┌──

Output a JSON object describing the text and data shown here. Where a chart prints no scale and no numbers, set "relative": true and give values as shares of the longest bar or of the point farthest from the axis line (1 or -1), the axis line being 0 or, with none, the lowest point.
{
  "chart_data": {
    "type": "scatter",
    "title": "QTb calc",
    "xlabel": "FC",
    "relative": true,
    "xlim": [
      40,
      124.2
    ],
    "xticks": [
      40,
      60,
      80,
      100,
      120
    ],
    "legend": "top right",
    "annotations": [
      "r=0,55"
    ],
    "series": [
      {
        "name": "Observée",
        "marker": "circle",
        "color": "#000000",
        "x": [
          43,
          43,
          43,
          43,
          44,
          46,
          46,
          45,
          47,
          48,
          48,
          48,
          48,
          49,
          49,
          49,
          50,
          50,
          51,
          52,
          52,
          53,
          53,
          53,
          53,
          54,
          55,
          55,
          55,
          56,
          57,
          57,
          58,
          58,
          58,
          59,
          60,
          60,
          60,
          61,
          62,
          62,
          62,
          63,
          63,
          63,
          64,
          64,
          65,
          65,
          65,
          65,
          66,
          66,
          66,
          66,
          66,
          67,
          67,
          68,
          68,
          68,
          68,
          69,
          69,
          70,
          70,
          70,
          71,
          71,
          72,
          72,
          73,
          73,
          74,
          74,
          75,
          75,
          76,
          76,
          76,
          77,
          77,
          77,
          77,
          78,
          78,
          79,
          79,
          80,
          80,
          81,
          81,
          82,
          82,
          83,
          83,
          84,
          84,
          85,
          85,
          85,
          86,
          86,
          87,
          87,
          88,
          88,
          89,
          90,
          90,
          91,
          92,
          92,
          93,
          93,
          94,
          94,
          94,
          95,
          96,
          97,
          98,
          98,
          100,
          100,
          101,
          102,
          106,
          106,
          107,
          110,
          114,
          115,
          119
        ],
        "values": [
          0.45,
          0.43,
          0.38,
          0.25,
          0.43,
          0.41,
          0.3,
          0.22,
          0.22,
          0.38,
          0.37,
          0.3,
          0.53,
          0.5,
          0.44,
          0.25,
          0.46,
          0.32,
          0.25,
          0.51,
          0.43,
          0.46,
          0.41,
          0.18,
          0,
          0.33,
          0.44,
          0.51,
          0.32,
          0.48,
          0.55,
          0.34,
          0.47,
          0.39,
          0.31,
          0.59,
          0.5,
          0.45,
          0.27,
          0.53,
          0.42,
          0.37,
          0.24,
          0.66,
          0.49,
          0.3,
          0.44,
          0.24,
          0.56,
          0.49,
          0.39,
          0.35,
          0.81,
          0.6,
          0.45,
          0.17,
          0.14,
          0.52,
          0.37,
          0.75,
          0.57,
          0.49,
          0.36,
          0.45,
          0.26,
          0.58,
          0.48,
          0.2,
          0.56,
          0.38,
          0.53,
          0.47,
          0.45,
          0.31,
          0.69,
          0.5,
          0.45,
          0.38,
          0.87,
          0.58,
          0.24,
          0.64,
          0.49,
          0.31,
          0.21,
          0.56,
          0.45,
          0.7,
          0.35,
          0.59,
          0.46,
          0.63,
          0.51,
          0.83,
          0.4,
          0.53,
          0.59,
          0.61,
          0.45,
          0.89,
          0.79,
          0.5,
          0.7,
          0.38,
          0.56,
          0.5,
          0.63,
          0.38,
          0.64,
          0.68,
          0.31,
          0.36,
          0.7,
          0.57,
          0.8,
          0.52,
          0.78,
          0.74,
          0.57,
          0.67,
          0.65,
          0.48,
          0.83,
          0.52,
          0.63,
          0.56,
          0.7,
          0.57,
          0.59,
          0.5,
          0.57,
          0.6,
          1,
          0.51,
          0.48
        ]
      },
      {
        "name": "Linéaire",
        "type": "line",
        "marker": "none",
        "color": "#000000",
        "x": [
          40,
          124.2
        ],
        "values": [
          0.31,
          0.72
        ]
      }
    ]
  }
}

└──

Given problem:
Extract all lines as given.

Output for this task:
Output a JSON object describing the text and data shown here. Where a chart prints no scale and no numbers, set "relative": true and give values as shares of the longest bar or of the point farthest from the axis line (1 or -1), the axis line being 0 or, with none, the lowest point.
{
  "chart_data": {
    "type": "scatter",
    "title": "QTb calc",
    "xlabel": "FC",
    "relative": true,
    "xlim": [
      40,
      124.2
    ],
    "xticks": [
      40,
      60,
      80,
      100,
      120
    ],
    "legend": "top right",
    "annotations": [
      "r=0,55"
    ],
    "series": [
      {
        "name": "Observée",
        "marker": "circle",
        "color": "#000000",
        "x": [
          43,
          43,
          43,
          43,
          44,
          46,
          46,
          45,
          47,
          48,
          48,
          48,
          48,
          49,
          49,
          49,
          50,
          50,
          51,
          52,
          52,
          53,
          53,
          53,
          53,
          54,
          55,
          55,
          55,
          56,
          57,
          57,
          58,
          58,
          58,
          59,
          60,
          60,
          60,
          61,
          62,
          62,
          62,
          63,
          63,
          63,
          64,
          64,
          65,
          65,
          65,
          65,
          66,
          66,
          66,
          66,
          66,
          67,
          67,
          68,
          68,
          68,
          68,
          69,
          69,
          70,
          70,
          70,
          71,
          71,
          72,
          72,
          73,
          73,
          74,
          74,
          75,
          75,
          76,
          76,
          76,
          77,
          77,
          77,
          77,
          78,
          78,
          79,
          79,
          80,
          80,
          81,
          81,
          82,
          82,
          83,
          83,
          84,
          84,
          85,
          85,
          85,
          86,
          86,
          87,
          87,
          88,
          88,
          89,
          90,
          90,
          91,
          92,
          92,
          93,
          93,
          94,
          94,
          94,
          95,
          96,
          97,
          98,
          98,
          100,
          100,
          101,
          102,
          106,
          106,
          107,
          110,
          114,
          115,
          119
        ],
        "values": [
          0.45,
          0.43,
          0.38,
          0.25,
          0.43,
          0.41,
          0.3,
          0.22,
          0.22,
          0.38,
          0.37,
          0.3,
          0.53,
          0.5,
          0.44,
          0.25,
          0.46,
          0.32,
          0.25,
          0.51,
          0.43,
          0.46,
          0.41,
          0.18,
          0,
          0.33,
          0.44,
          0.51,
          0.32,
          0.48,
          0.55,
          0.34,
          0.47,
          0.39,
          0.31,
          0.59,
          0.5,
          0.45,
          0.27,
          0.53,
          0.42,
          0.37,
          0.24,
          0.66,
          0.49,
          0.3,
          0.44,
          0.24,
          0.56,
          0.49,
          0.39,
          0.35,
          0.81,
          0.6,
          0.45,
          0.17,
          0.14,
          0.52,
          0.37,
          0.75,
          0.57,
          0.49,
          0.36,
          0.45,
          0.26,
          0.58,
          0.48,
          0.2,
          0.56,
          0.38,
          0.53,
          0.47,
          0.45,
          0.31,
          0.69,
          0.5,
          0.45,
          0.38,
          0.87,
          0.58,
          0.24,
          0.64,
          0.49,
          0.31,
          0.21,
          0.56,
          0.45,
          0.7,
          0.35,
          0.59,
          0.46,
          0.63,
          0.51,
          0.83,
          0.4,
          0.53,
          0.59,
          0.61,
          0.45,
          0.89,
          0.79,
          0.5,
          0.7,
          0.38,
          0.56,
          0.5,
          0.63,
          0.38,
          0.64,
          0.68,
          0.31,
          0.36,
          0.7,
          0.57,
          0.8,
          0.52,
          0.78,
          0.74,
          0.57,
          0.67,
          0.65,
          0.48,
          0.83,
          0.52,
          0.63,
          0.56,
          0.7,
          0.57,
          0.59,
          0.5,
          0.57,
          0.6,
          1,
          0.51,
          0.48
        ]
      },
      {
        "name": "Linéaire",
        "type": "line",
        "marker": "none",
        "color": "#000000",
        "x": [
          40,
          124.2
        ],
        "values": [
          0.31,
          0.72
        ]
      }
    ]
  }
}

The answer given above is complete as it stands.